* [EXERCISE]:
Collect every line in the records below that contains the word "text".

* [THE INPUT]:
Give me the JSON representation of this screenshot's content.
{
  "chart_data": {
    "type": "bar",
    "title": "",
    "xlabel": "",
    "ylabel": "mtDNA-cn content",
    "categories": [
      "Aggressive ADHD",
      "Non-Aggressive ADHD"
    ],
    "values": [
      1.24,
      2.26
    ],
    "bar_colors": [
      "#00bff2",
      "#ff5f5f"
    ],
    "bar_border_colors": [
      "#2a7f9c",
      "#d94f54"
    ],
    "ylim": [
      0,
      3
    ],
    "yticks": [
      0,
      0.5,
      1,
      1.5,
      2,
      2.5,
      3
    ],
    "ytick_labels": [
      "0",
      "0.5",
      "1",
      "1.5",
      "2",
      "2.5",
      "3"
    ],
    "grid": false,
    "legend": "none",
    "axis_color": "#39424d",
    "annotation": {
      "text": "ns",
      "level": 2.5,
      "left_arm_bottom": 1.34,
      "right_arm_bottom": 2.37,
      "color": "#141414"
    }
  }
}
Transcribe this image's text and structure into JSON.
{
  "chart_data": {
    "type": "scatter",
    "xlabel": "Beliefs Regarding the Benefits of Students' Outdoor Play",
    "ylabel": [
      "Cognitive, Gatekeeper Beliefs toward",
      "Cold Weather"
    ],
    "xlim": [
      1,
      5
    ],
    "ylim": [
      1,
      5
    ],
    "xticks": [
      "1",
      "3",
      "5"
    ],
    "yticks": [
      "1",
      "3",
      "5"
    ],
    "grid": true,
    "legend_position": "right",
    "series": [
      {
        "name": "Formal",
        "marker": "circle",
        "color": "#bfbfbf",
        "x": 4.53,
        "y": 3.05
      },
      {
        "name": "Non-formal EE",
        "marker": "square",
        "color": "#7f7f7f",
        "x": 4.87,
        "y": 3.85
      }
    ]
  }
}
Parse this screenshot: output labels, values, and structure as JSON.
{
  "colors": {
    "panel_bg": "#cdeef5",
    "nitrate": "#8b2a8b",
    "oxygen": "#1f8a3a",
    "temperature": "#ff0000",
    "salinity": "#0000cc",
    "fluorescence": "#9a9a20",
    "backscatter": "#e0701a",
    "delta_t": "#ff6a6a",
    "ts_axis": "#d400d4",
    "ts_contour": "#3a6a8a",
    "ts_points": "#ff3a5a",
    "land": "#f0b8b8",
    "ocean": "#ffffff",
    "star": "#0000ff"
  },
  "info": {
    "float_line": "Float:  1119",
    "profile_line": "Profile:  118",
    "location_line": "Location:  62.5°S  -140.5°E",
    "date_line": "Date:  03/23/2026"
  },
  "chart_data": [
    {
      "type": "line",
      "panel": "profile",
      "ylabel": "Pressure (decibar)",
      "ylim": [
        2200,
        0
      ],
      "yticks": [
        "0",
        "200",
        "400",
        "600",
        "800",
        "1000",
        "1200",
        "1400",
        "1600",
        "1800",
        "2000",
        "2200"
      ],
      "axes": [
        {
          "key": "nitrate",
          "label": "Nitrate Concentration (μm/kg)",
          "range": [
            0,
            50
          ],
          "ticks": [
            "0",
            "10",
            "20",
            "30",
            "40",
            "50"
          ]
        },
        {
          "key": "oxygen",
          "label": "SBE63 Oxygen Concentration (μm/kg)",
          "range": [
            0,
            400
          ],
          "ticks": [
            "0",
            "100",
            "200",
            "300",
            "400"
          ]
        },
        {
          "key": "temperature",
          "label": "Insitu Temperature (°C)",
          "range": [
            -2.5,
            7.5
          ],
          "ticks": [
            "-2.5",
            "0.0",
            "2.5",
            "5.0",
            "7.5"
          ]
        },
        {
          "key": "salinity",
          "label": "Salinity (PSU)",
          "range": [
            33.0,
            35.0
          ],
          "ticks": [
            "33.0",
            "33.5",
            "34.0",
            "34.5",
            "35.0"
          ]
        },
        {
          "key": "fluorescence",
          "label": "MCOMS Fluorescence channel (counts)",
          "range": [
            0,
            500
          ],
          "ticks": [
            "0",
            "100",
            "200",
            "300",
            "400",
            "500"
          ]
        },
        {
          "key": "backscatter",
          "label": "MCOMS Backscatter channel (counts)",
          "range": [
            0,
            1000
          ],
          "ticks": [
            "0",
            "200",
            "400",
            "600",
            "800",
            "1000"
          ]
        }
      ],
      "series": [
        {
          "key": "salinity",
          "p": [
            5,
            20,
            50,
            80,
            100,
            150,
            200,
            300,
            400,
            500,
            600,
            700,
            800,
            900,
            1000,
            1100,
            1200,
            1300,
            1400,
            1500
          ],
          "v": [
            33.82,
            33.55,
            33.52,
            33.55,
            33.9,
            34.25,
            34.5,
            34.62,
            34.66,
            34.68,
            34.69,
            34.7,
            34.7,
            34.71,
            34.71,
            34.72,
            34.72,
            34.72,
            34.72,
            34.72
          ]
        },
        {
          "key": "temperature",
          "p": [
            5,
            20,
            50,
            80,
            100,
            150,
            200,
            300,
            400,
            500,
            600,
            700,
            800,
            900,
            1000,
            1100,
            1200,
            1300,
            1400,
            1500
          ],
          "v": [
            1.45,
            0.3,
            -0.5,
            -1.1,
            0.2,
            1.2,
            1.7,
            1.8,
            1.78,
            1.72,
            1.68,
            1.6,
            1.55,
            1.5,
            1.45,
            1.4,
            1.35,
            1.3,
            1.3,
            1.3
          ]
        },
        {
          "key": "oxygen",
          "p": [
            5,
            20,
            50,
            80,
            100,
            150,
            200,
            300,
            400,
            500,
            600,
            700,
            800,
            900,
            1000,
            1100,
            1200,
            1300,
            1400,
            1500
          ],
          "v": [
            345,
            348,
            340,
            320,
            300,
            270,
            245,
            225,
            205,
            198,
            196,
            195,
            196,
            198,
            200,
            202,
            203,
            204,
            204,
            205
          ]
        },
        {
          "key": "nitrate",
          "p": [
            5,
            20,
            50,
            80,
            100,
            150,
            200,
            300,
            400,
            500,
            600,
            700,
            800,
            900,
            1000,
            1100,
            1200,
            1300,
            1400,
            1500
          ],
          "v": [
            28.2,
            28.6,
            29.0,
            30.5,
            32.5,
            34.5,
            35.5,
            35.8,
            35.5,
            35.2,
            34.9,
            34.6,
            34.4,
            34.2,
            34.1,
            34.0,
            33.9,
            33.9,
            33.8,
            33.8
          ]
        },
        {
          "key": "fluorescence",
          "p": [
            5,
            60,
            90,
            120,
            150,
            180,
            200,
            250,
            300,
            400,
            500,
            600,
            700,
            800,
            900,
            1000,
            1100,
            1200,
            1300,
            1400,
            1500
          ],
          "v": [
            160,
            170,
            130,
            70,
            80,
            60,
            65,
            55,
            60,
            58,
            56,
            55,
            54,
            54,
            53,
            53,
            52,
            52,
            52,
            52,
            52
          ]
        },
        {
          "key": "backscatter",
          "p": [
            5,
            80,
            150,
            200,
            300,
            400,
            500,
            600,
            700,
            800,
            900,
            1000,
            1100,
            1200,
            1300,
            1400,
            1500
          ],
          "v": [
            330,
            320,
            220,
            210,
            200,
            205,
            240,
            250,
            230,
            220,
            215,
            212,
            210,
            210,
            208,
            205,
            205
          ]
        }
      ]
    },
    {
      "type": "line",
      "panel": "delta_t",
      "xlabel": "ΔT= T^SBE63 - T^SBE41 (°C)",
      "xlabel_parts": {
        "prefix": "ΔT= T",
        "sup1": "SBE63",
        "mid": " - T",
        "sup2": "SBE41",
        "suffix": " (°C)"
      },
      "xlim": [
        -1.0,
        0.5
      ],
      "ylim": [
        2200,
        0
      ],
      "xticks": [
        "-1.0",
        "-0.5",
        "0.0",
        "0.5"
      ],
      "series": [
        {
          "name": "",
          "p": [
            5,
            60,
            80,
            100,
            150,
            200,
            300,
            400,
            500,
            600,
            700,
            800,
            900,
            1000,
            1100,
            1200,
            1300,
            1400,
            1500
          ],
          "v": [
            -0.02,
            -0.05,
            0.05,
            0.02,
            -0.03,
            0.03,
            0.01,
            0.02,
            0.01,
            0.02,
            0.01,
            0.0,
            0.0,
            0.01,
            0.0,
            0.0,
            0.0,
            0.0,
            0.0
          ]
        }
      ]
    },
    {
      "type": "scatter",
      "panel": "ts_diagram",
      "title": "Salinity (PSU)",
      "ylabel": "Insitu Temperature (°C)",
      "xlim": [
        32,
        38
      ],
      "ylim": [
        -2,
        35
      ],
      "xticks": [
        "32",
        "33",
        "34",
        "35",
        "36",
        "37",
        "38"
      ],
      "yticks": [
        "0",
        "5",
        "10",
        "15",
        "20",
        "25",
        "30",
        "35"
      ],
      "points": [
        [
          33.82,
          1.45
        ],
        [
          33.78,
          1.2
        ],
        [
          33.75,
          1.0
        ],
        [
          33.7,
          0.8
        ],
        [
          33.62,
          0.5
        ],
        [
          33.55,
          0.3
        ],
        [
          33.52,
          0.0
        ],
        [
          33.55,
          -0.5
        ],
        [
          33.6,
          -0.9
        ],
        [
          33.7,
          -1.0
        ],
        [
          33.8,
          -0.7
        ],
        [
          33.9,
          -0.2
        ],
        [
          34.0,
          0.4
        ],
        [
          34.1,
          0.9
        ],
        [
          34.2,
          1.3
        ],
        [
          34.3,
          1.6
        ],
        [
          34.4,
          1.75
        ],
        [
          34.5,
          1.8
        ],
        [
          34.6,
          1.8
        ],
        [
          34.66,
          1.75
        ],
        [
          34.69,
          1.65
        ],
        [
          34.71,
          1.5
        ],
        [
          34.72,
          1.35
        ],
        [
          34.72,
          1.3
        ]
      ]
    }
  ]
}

* [EXERCISE RESPONSE]:
      "text": "ns",
Transcribe this image's text and structure into JSON.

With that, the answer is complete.